[To do]:
Return the entries below in their exact form, leaving the pictures out.

(Collected data entries)
*****
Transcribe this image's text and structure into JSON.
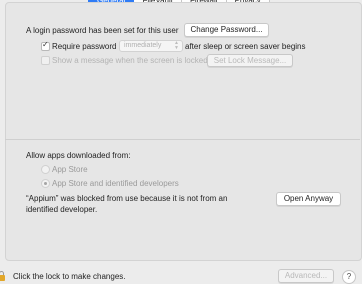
{
  "tabs": [
    {
      "label": "General",
      "active": true
    },
    {
      "label": "FileVault",
      "active": false
    },
    {
      "label": "Firewall",
      "active": false
    },
    {
      "label": "Privacy",
      "active": false
    }
  ],
  "login": {
    "password_text": "A login password has been set for this user",
    "change_password_label": "Change Password..."
  },
  "require_password": {
    "label": "Require password",
    "checked": true,
    "select_value": "immediately",
    "after_text": "after sleep or screen saver begins"
  },
  "show_message": {
    "label": "Show a message when the screen is locked",
    "checked": false,
    "button_label": "Set Lock Message..."
  },
  "allow_apps": {
    "heading": "Allow apps downloaded from:",
    "options": [
      {
        "label": "App Store",
        "selected": false
      },
      {
        "label": "App Store and identified developers",
        "selected": true
      }
    ]
  },
  "blocked": {
    "line1": "“Appium” was blocked from use because it is not from an",
    "line2": "identified developer.",
    "open_anyway_label": "Open Anyway"
  },
  "footer": {
    "lock_text": "Click the lock to make changes.",
    "advanced_label": "Advanced...",
    "help_label": "?"
  },
  "colors": {
    "accent": "#2f7cf6",
    "lock": "#e2a72a"
  }
}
*****
[Result]:
Transcribe this image's text and structure into JSON.
{
  "tabs": [
    {
      "label": "General",
      "active": true
    },
    {
      "label": "FileVault",
      "active": false
    },
    {
      "label": "Firewall",
      "active": false
    },
    {
      "label": "Privacy",
      "active": false
    }
  ],
  "login": {
    "password_text": "A login password has been set for this user",
    "change_password_label": "Change Password..."
  },
  "require_password": {
    "label": "Require password",
    "checked": true,
    "select_value": "immediately",
    "after_text": "after sleep or screen saver begins"
  },
  "show_message": {
    "label": "Show a message when the screen is locked",
    "checked": false,
    "button_label": "Set Lock Message..."
  },
  "allow_apps": {
    "heading": "Allow apps downloaded from:",
    "options": [
      {
        "label": "App Store",
        "selected": false
      },
      {
        "label": "App Store and identified developers",
        "selected": true
      }
    ]
  },
  "blocked": {
    "line1": "“Appium” was blocked from use because it is not from an",
    "line2": "identified developer.",
    "open_anyway_label": "Open Anyway"
  },
  "footer": {
    "lock_text": "Click the lock to make changes.",
    "advanced_label": "Advanced...",
    "help_label": "?"
  },
  "colors": {
    "accent": "#2f7cf6",
    "lock": "#e2a72a"
  }
}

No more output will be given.